Records contained in a dataset:

——

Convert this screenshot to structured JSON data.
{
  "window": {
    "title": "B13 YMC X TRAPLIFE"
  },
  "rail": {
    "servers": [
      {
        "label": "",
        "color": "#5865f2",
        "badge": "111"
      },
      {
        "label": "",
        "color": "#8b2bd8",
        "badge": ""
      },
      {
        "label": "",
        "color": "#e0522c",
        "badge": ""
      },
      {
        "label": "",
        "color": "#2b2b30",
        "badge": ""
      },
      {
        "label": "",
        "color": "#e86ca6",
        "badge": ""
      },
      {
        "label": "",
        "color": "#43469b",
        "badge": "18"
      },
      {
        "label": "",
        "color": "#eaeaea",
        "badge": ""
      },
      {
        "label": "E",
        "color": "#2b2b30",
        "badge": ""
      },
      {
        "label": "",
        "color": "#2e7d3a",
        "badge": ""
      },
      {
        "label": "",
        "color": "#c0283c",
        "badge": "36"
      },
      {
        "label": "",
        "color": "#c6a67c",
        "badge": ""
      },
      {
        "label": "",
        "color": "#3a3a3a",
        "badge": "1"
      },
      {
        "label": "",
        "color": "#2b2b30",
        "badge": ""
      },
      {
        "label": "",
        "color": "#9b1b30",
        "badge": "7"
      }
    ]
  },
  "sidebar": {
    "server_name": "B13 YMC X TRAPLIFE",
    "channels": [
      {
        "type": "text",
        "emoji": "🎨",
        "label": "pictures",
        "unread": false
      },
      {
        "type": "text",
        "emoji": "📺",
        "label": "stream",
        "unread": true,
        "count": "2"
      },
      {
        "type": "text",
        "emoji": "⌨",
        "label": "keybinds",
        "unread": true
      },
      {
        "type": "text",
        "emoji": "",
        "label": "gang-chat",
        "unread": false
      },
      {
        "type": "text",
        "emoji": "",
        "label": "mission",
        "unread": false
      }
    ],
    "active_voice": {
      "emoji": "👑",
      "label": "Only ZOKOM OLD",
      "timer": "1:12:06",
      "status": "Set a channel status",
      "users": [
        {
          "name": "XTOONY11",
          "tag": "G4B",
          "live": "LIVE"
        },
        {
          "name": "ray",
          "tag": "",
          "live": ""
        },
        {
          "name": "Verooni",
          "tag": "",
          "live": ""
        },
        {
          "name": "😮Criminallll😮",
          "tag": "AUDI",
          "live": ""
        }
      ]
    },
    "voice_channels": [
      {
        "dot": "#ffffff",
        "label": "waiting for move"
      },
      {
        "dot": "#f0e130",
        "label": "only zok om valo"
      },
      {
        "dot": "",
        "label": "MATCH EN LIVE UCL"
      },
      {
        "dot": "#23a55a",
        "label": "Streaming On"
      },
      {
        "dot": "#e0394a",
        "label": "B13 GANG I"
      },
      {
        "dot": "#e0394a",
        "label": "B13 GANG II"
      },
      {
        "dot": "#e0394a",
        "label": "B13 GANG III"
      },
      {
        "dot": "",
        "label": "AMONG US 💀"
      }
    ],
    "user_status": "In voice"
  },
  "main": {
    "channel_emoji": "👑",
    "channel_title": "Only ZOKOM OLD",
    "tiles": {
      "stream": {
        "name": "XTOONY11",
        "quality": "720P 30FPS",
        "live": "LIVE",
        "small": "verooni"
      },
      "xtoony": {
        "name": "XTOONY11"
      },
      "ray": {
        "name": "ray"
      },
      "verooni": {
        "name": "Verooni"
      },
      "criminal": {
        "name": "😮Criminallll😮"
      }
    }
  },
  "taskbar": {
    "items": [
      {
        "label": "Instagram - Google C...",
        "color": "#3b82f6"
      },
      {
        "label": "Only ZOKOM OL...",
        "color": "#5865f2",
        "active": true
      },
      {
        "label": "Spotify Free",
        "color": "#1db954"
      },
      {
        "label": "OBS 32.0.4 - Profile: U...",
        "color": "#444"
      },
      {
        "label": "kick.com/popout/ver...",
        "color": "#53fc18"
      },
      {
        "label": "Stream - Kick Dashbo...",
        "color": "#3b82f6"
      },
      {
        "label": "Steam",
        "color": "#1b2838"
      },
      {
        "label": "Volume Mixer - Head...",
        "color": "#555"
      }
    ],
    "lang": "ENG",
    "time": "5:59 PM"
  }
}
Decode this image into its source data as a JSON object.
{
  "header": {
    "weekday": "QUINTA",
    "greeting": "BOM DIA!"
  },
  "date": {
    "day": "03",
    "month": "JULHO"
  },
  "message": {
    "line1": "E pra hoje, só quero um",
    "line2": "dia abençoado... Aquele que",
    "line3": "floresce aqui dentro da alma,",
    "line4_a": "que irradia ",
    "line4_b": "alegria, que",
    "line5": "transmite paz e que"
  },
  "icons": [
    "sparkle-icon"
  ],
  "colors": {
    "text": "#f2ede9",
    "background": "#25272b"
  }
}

——

■ The request:
Copy exactly the lines above, from the one containing "Decode this image" through the very last line.

■ The completed task:
Decode this image into its source data as a JSON object.
{
  "header": {
    "weekday": "QUINTA",
    "greeting": "BOM DIA!"
  },
  "date": {
    "day": "03",
    "month": "JULHO"
  },
  "message": {
    "line1": "E pra hoje, só quero um",
    "line2": "dia abençoado... Aquele que",
    "line3": "floresce aqui dentro da alma,",
    "line4_a": "que irradia ",
    "line4_b": "alegria, que",
    "line5": "transmite paz e que"
  },
  "icons": [
    "sparkle-icon"
  ],
  "colors": {
    "text": "#f2ede9",
    "background": "#25272b"
  }
}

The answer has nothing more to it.